··· RECORDS PROVIDED

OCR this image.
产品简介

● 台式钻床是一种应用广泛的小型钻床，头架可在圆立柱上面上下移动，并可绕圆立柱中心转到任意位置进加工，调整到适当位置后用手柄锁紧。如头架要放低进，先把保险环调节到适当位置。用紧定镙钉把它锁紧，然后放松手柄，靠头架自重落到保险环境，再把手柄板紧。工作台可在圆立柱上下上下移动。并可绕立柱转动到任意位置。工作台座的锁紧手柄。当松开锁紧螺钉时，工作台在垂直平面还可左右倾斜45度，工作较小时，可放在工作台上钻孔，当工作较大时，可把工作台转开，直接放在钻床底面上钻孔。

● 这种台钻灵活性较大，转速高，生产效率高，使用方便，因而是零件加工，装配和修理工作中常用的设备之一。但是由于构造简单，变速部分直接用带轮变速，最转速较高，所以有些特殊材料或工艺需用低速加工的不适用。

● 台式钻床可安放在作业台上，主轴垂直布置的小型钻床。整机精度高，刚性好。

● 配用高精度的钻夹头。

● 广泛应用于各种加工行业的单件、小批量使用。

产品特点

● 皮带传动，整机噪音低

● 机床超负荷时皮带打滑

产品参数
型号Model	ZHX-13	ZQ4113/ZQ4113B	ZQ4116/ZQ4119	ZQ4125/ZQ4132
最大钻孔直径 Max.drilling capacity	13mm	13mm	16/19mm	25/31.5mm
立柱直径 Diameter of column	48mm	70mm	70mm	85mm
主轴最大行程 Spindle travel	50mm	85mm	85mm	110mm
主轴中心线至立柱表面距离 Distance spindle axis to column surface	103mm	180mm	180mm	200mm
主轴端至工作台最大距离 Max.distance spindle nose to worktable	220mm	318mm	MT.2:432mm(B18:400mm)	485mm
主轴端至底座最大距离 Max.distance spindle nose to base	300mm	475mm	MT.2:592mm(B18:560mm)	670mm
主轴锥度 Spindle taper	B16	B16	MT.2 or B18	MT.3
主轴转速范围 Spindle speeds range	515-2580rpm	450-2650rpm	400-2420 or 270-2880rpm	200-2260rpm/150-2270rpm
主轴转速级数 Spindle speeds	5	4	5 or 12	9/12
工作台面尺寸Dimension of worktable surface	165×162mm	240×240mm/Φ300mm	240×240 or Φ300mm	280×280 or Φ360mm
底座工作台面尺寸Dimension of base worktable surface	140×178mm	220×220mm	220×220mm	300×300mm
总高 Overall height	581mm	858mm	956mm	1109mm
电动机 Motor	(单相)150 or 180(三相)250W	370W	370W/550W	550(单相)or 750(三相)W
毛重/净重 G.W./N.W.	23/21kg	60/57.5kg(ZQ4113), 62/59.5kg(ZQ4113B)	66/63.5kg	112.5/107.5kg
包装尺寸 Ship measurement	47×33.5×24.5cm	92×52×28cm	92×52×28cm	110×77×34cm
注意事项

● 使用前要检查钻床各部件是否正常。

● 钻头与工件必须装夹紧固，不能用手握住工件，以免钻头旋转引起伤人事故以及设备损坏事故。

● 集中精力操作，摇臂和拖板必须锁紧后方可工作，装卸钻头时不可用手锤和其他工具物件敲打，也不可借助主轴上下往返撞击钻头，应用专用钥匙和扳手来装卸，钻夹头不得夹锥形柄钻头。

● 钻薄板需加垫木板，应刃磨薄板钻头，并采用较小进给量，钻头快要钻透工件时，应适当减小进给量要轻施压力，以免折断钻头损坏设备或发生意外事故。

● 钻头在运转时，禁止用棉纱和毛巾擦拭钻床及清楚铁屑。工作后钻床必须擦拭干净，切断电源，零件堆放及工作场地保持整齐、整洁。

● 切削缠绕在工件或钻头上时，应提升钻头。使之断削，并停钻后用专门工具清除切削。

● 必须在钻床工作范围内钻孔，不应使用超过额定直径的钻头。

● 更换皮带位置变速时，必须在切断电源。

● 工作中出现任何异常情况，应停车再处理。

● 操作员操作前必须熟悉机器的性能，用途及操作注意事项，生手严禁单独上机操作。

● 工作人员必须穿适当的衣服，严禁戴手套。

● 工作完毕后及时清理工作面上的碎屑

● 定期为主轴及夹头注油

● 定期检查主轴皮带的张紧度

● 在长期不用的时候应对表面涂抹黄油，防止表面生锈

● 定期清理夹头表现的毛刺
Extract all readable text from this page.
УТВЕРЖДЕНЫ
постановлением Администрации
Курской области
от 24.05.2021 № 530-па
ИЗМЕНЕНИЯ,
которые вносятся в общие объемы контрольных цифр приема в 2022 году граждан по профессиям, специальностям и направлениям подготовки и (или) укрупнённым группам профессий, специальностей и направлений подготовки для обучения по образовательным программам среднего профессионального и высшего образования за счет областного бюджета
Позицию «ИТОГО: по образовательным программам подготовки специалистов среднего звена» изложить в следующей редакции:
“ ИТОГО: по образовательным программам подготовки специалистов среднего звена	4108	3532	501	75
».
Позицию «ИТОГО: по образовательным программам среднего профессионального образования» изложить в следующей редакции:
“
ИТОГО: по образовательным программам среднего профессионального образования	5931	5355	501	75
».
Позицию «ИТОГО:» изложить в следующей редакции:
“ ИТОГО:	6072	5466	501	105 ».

······

Return each line that includes "изложить".

Позицию «ИТОГО: по образовательным программам подготовки специалистов среднего звена» изложить в следующей редакции:
Позицию «ИТОГО: по образовательным программам среднего профессионального образования» изложить в следующей редакции:
Позицию «ИТОГО:» изложить в следующей редакции:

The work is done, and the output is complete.